Set task.
Check every line below for the string "into", and copy the lines that contain it.

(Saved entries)

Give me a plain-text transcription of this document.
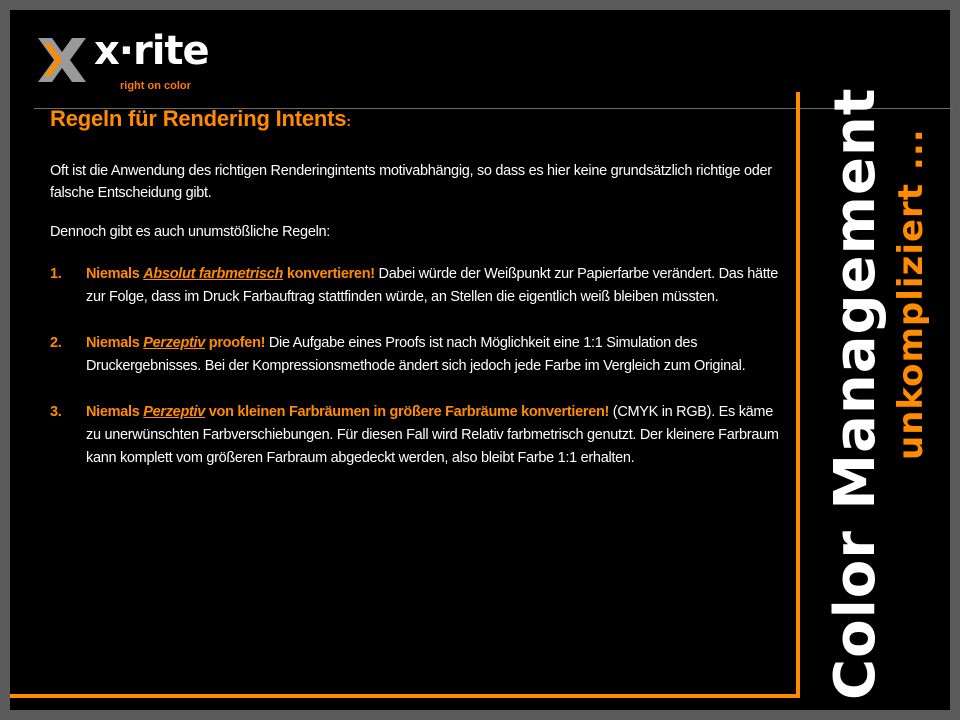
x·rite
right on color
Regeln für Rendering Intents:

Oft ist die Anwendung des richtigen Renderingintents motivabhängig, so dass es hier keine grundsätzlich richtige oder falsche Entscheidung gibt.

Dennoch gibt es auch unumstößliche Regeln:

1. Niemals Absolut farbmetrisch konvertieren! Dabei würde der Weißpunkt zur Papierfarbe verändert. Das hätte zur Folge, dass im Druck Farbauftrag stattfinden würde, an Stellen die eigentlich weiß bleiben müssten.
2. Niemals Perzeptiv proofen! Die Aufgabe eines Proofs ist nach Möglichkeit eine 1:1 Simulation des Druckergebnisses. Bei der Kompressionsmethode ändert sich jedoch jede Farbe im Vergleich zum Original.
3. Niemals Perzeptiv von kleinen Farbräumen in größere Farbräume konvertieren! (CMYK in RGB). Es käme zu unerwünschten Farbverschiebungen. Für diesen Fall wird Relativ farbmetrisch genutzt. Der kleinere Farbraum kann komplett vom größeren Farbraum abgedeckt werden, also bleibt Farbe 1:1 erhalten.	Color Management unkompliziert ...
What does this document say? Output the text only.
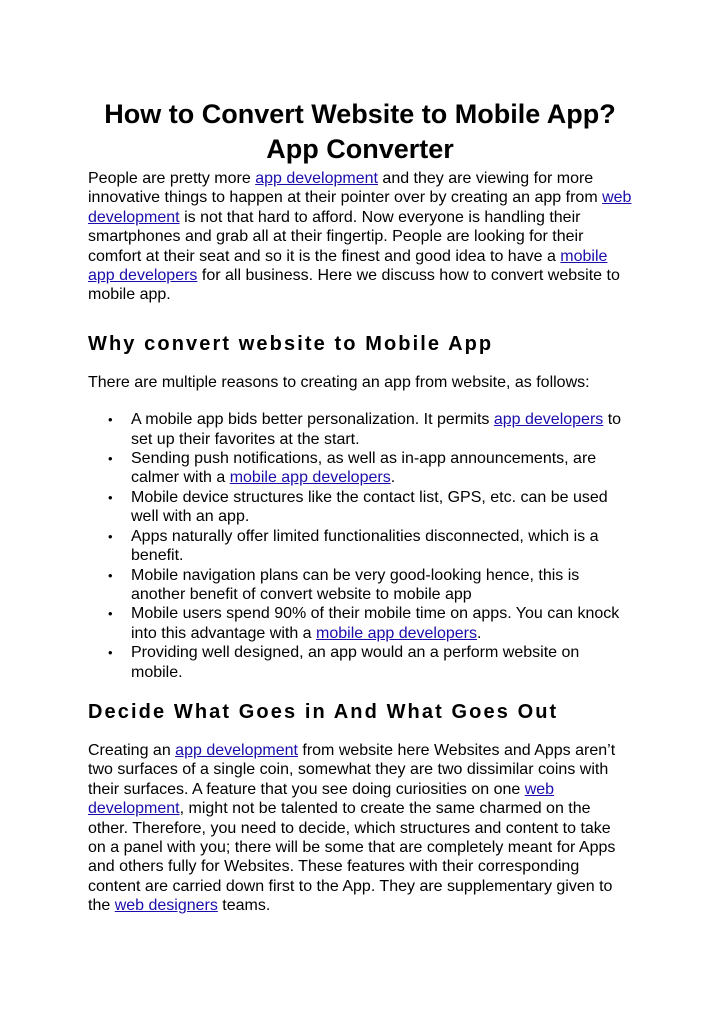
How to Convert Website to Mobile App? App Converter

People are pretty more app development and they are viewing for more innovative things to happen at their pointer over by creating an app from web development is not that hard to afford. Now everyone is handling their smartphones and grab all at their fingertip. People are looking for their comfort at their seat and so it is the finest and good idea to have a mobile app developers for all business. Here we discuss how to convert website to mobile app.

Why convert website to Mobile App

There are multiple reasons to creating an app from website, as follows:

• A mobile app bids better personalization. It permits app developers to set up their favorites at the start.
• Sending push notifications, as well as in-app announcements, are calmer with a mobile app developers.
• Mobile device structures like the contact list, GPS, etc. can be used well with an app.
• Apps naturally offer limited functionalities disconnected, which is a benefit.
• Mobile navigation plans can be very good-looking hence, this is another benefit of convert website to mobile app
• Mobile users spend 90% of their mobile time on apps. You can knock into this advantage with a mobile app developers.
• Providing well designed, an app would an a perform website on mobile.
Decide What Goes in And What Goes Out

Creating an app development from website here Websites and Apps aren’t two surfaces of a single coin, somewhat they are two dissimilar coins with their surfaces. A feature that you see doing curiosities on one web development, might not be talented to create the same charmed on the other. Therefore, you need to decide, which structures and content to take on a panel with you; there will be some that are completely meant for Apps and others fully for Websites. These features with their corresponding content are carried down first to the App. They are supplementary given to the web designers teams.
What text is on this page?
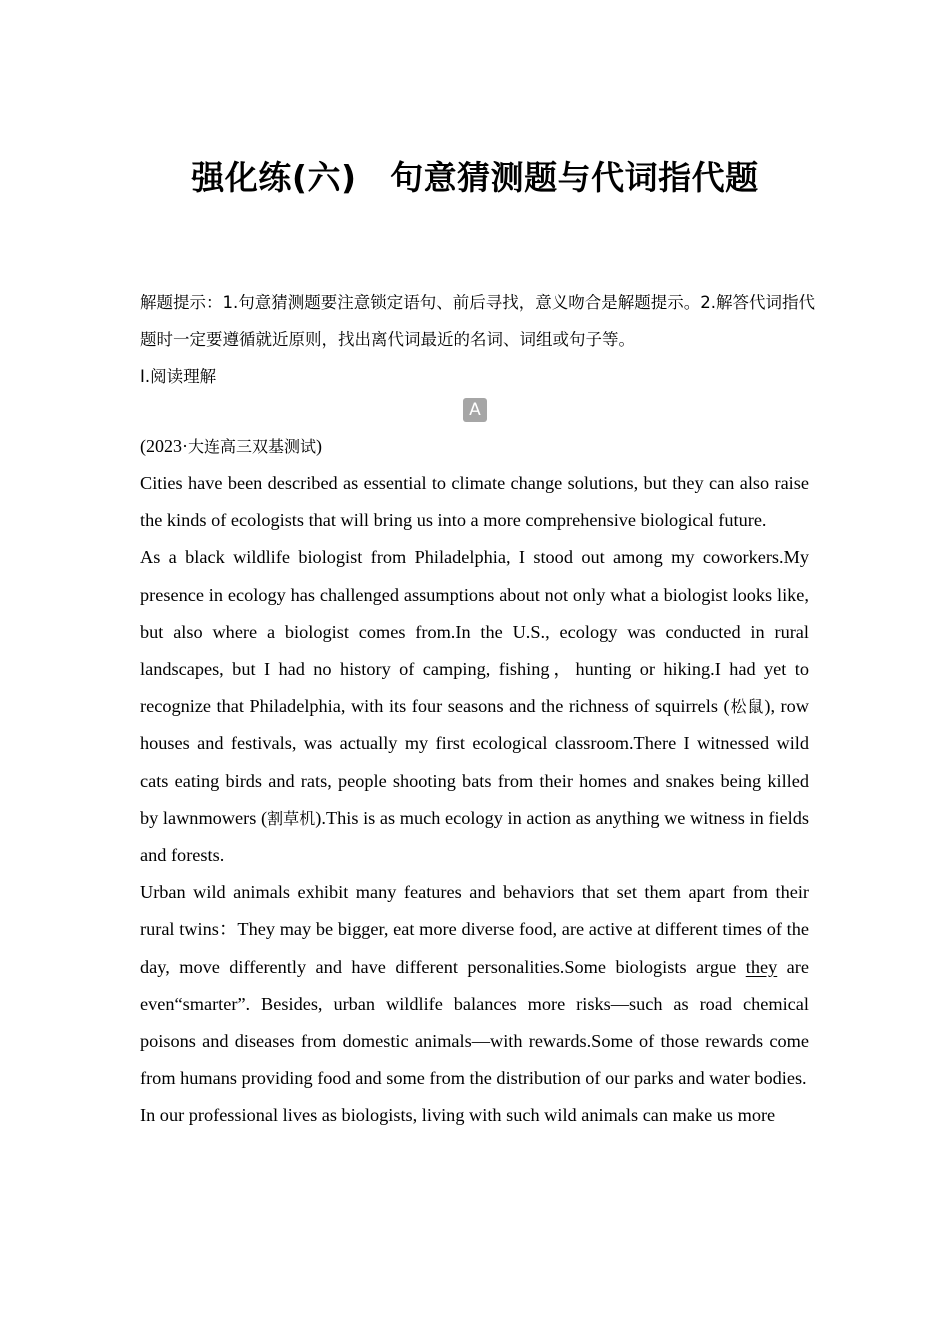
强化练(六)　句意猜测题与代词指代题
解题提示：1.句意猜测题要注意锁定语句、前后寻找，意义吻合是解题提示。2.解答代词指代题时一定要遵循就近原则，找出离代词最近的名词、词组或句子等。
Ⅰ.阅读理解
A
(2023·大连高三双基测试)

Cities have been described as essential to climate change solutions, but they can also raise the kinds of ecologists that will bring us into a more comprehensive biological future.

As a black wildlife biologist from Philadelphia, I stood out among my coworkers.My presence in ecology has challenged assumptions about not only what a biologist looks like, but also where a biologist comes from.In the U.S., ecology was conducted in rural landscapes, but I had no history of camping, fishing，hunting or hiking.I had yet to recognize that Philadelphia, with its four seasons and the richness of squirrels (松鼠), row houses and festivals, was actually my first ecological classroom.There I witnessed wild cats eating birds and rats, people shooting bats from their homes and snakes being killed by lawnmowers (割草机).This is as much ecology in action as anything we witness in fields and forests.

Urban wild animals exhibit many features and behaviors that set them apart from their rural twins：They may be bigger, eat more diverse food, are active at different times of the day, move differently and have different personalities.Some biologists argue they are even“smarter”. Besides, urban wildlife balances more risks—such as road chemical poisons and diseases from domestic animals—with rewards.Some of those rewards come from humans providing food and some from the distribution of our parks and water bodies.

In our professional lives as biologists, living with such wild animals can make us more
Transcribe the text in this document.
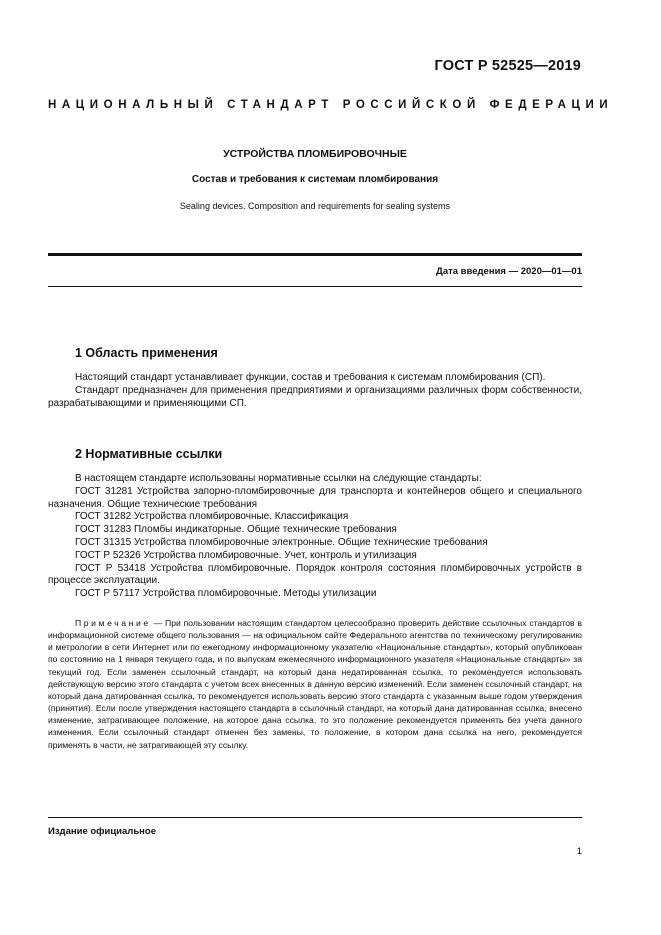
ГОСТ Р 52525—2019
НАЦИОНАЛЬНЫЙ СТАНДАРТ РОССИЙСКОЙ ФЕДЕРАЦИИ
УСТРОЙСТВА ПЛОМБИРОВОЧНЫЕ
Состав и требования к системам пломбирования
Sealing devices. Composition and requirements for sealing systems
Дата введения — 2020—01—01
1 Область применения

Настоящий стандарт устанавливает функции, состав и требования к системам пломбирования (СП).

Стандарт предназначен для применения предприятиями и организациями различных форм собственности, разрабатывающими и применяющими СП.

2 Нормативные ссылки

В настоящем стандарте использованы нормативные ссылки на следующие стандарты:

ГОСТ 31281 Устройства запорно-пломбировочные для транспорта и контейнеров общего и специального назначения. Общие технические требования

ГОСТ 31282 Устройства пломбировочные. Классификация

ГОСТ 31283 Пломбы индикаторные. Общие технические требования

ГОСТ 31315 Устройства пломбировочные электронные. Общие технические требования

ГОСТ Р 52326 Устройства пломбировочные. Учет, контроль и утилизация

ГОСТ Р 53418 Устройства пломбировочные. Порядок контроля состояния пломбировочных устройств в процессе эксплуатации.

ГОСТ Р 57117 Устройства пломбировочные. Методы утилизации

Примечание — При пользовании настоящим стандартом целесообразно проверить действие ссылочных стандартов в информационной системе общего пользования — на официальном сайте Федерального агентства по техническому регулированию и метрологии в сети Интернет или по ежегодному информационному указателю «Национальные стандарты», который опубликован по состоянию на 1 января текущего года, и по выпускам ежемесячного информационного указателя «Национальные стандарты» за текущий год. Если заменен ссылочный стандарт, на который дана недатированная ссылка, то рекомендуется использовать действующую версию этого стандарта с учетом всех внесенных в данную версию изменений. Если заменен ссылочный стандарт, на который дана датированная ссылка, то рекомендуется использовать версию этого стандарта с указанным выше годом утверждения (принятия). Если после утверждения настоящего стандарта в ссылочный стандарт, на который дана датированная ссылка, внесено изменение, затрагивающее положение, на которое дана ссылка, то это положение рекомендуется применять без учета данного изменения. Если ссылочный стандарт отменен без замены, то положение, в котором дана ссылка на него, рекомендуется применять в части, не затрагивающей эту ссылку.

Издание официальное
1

Response to this exercise.
• Mobile users spend 90% of their mobile time on apps. You can knock into this advantage with a mobile app developers.
Cities have been described as essential to climate change solutions, but they can also raise the kinds of ecologists that will bring us into a more comprehensive biological future.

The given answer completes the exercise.